### Boxed element items
* Begin *

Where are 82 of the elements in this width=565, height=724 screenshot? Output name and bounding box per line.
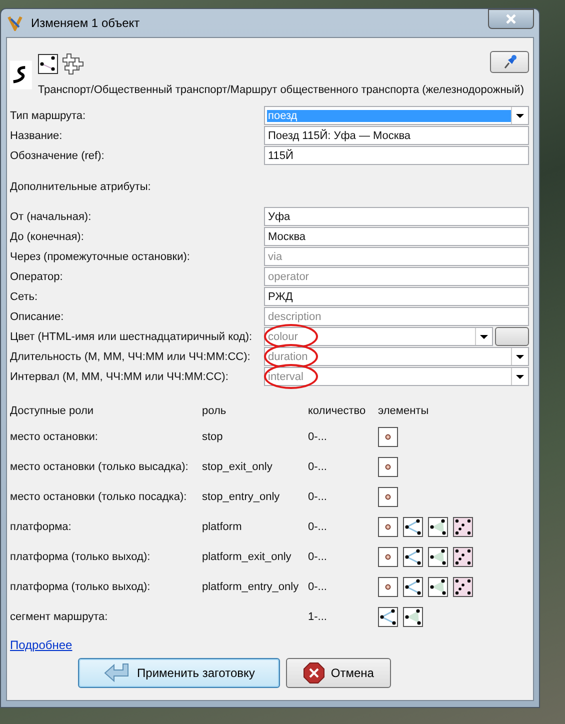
app-icon — [7, 15, 23, 31]
column-header: элементы — [378, 405, 430, 417]
combo-field[interactable]: colour — [264, 327, 493, 346]
pin-button[interactable] — [490, 51, 529, 73]
role-name: platform_entry_only — [202, 581, 300, 593]
field-label: Через (промежуточные остановки): — [10, 250, 191, 265]
role-count: 1-... — [308, 611, 328, 623]
field-label: Интервал (М, ММ, ЧЧ:ММ или ЧЧ:ММ:СС): — [10, 370, 230, 385]
role-name: stop_entry_only — [202, 491, 281, 503]
input-field[interactable]: Уфа — [264, 207, 529, 226]
area-icon — [428, 517, 448, 537]
cancel-button[interactable]: Отмена — [286, 658, 391, 688]
field-label: Название: — [10, 129, 64, 144]
field-label: Оператор: — [10, 270, 64, 285]
relation-icon — [453, 577, 473, 597]
return-arrow-icon — [103, 662, 132, 684]
role-count: 0-... — [308, 521, 328, 533]
input-field[interactable]: 115Й — [264, 146, 529, 165]
role-label: место остановки: — [10, 431, 99, 443]
way-type-icon — [38, 54, 58, 74]
relation-icon — [453, 517, 473, 537]
node-icon — [378, 487, 398, 507]
way-icon — [378, 607, 398, 627]
column-header: роль — [202, 405, 228, 417]
field-label: Тип маршрута: — [10, 109, 87, 124]
preset-icon — [10, 58, 32, 92]
role-label: место остановки (только высадка): — [10, 461, 190, 473]
pushpin-icon — [502, 54, 518, 70]
role-label: платформа (только выход): — [10, 551, 152, 563]
area-icon — [428, 577, 448, 597]
field-label: Длительность (М, ММ, ЧЧ:ММ или ЧЧ:ММ:СС): — [10, 350, 252, 365]
role-count: 0-... — [308, 431, 328, 443]
preset-path: Транспорт/Общественный транспорт/Маршрут общественного транспорта (железнодорожный) — [38, 84, 524, 96]
input-field[interactable]: Поезд 115Й: Уфа — Москва — [264, 126, 529, 145]
input-field[interactable]: operator — [264, 267, 529, 286]
field-label: Описание: — [10, 310, 65, 325]
crosses-icon — [62, 53, 86, 75]
way-icon — [403, 517, 423, 537]
node-icon — [378, 547, 398, 567]
annotation-circle — [264, 364, 318, 389]
role-label: сегмент маршрута: — [10, 611, 109, 623]
field-label: Сеть: — [10, 290, 39, 305]
role-label: место остановки (только посадка): — [10, 491, 188, 503]
field-label: Обозначение (ref): — [10, 149, 106, 164]
field-label: До (конечная): — [10, 230, 85, 245]
combo-field[interactable]: duration — [264, 347, 529, 366]
node-icon — [378, 457, 398, 477]
apply-preset-button[interactable]: Применить заготовку — [78, 658, 280, 688]
role-count: 0-... — [308, 581, 328, 593]
role-label: платформа (только выход): — [10, 581, 152, 593]
combo-field[interactable]: interval — [264, 367, 529, 386]
input-field[interactable]: description — [264, 307, 529, 326]
input-field[interactable]: Москва — [264, 227, 529, 246]
way-icon — [403, 547, 423, 567]
color-picker-button[interactable] — [495, 327, 529, 346]
field-label: От (начальная): — [10, 210, 92, 225]
node-icon — [378, 517, 398, 537]
role-name: platform — [202, 521, 243, 533]
role-count: 0-... — [308, 461, 328, 473]
close-icon — [506, 14, 516, 24]
field-label: Цвет (HTML-имя или шестнадцатиричный код): — [10, 330, 254, 345]
way-icon — [403, 577, 423, 597]
role-name: stop — [202, 431, 224, 443]
role-count: 0-... — [308, 551, 328, 563]
input-field[interactable]: РЖД — [264, 287, 529, 306]
relation-icon — [453, 547, 473, 567]
column-header: количество — [308, 405, 367, 417]
input-field[interactable]: via — [264, 247, 529, 266]
cancel-icon — [302, 662, 325, 684]
window-title: Изменяем 1 объект — [31, 16, 141, 30]
role-name: stop_exit_only — [202, 461, 274, 473]
close-button[interactable] — [488, 9, 534, 29]
area-icon — [403, 607, 423, 627]
area-icon — [428, 547, 448, 567]
role-label: платформа: — [10, 521, 72, 533]
node-icon — [378, 577, 398, 597]
more-info-link[interactable]: Подробнее — [10, 638, 72, 652]
node-icon — [378, 427, 398, 447]
section-label: Дополнительные атрибуты: — [10, 180, 152, 195]
role-count: 0-... — [308, 491, 328, 503]
column-header: Доступные роли — [10, 405, 95, 417]
role-name: platform_exit_only — [202, 551, 292, 563]
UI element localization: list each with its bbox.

* End *

### Problem to solve
Rewrite the part of the items that opens with the line containing "app-icon — [7, 15, 23, 31]" and closes with the line containing "role-count: 1-... — [308, 611, 328, 623]", substituting "role-id" for "role-name" and keeping every other character the same. Give back only those lines.

### Answer for this exercise
app-icon — [7, 15, 23, 31]
column-header: элементы — [378, 405, 430, 417]
combo-field[interactable]: colour — [264, 327, 493, 346]
pin-button[interactable] — [490, 51, 529, 73]
role-id: platform_entry_only — [202, 581, 300, 593]
field-label: Через (промежуточные остановки): — [10, 250, 191, 265]
role-count: 1-... — [308, 611, 328, 623]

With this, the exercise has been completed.